Determine which lines contain the word "altri", then copy those lines.

(Stored data)

▶

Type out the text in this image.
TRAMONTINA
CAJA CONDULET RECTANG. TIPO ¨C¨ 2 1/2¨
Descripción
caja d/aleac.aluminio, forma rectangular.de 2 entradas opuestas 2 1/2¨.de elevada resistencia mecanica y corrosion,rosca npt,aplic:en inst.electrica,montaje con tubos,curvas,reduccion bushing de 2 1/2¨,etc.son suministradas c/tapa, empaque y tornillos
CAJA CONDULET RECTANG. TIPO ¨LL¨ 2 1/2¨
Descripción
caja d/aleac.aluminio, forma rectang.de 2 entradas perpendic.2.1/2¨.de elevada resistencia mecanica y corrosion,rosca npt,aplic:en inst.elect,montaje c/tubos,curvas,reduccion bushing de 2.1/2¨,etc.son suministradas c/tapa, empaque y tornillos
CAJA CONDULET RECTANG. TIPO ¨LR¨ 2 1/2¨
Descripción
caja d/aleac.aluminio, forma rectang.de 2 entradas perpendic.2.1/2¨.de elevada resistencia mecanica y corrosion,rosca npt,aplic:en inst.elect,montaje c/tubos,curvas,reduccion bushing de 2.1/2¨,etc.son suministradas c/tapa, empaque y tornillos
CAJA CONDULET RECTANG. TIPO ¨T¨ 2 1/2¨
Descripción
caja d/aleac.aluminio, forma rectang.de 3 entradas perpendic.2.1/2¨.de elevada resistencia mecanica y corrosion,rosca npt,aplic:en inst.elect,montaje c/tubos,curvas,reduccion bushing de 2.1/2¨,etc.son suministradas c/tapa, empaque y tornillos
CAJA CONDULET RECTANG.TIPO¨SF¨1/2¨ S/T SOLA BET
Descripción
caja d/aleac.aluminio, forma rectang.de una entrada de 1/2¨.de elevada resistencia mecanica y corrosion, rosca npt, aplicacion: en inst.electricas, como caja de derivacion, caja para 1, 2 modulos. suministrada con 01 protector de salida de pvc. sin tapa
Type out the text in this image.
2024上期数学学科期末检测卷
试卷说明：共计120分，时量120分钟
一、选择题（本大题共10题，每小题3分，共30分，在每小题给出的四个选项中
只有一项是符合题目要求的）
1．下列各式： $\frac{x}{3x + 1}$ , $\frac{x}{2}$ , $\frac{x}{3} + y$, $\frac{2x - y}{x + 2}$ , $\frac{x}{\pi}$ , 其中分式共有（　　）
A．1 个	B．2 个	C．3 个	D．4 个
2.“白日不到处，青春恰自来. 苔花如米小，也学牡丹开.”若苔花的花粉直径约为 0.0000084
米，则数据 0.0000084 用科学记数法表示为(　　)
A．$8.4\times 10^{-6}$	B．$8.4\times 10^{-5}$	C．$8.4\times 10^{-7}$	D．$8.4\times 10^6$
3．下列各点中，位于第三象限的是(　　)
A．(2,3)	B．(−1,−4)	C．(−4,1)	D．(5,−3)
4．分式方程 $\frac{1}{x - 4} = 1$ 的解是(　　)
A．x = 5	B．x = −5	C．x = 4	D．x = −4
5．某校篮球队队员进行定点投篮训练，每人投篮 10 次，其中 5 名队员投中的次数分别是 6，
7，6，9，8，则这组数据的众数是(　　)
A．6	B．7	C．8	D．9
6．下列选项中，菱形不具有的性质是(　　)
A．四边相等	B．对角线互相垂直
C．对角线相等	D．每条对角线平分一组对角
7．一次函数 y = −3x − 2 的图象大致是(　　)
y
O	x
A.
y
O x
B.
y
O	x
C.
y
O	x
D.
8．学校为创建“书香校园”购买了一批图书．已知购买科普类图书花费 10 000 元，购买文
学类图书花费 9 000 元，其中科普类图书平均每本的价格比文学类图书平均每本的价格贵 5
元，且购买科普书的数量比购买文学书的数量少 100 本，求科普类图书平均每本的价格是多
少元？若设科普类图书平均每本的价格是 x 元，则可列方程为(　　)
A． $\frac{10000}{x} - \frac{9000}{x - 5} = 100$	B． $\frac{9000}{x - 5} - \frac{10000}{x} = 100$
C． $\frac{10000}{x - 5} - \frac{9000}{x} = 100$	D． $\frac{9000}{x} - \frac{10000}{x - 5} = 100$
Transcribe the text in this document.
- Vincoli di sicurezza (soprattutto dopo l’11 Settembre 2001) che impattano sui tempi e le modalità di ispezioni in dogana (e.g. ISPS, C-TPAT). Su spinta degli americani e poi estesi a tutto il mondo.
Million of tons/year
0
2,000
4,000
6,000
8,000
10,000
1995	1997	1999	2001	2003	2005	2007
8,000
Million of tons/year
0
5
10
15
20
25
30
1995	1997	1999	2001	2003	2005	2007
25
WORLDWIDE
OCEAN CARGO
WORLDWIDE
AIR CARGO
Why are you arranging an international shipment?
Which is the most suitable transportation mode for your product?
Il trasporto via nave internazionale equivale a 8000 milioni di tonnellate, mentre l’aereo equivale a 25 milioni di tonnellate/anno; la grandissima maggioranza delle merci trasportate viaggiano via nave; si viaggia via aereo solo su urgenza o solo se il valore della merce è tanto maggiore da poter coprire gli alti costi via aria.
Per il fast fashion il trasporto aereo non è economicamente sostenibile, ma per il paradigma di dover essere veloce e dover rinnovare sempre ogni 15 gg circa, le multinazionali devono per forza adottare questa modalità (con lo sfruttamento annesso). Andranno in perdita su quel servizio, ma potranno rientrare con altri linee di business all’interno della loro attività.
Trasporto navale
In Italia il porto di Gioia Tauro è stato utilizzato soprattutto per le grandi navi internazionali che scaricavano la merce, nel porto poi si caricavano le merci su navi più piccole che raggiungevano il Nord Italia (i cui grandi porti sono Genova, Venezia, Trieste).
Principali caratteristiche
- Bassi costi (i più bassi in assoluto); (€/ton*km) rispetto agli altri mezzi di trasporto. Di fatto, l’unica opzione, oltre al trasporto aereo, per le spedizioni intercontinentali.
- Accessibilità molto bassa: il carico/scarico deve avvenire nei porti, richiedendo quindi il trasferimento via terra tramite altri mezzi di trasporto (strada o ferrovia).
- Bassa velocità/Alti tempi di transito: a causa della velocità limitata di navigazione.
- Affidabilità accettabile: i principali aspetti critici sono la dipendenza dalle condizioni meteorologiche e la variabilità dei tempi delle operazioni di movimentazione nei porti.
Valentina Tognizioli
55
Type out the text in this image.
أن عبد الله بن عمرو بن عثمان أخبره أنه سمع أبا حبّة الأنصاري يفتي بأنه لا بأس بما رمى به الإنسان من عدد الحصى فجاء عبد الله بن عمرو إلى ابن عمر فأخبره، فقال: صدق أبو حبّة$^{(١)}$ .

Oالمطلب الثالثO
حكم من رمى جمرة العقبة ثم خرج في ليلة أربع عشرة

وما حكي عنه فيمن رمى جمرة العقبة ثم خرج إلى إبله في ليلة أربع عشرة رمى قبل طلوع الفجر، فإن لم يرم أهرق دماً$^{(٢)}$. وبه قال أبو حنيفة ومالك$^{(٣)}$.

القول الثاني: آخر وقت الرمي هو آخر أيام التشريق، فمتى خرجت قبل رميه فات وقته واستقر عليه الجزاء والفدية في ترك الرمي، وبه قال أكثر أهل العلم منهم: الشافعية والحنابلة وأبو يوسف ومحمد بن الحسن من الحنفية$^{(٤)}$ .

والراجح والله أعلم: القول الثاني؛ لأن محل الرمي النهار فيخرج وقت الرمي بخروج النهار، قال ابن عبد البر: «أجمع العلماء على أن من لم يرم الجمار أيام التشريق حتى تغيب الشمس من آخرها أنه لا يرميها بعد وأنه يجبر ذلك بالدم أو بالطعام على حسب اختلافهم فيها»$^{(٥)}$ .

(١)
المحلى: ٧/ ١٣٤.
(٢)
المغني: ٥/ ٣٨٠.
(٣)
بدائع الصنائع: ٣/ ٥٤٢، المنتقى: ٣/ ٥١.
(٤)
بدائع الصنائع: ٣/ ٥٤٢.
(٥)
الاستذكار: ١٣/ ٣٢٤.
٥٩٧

◀

### Result of this exercise
Per il fast fashion il trasporto aereo non è economicamente sostenibile, ma per il paradigma di dover essere veloce e dover rinnovare sempre ogni 15 gg circa, le multinazionali devono per forza adottare questa modalità (con lo sfruttamento annesso). Andranno in perdita su quel servizio, ma potranno rientrare con altri linee di business all’interno della loro attività.
- Bassi costi (i più bassi in assoluto); (€/ton*km) rispetto agli altri mezzi di trasporto. Di fatto, l’unica opzione, oltre al trasporto aereo, per le spedizioni intercontinentali.
- Accessibilità molto bassa: il carico/scarico deve avvenire nei porti, richiedendo quindi il trasferimento via terra tramite altri mezzi di trasporto (strada o ferrovia).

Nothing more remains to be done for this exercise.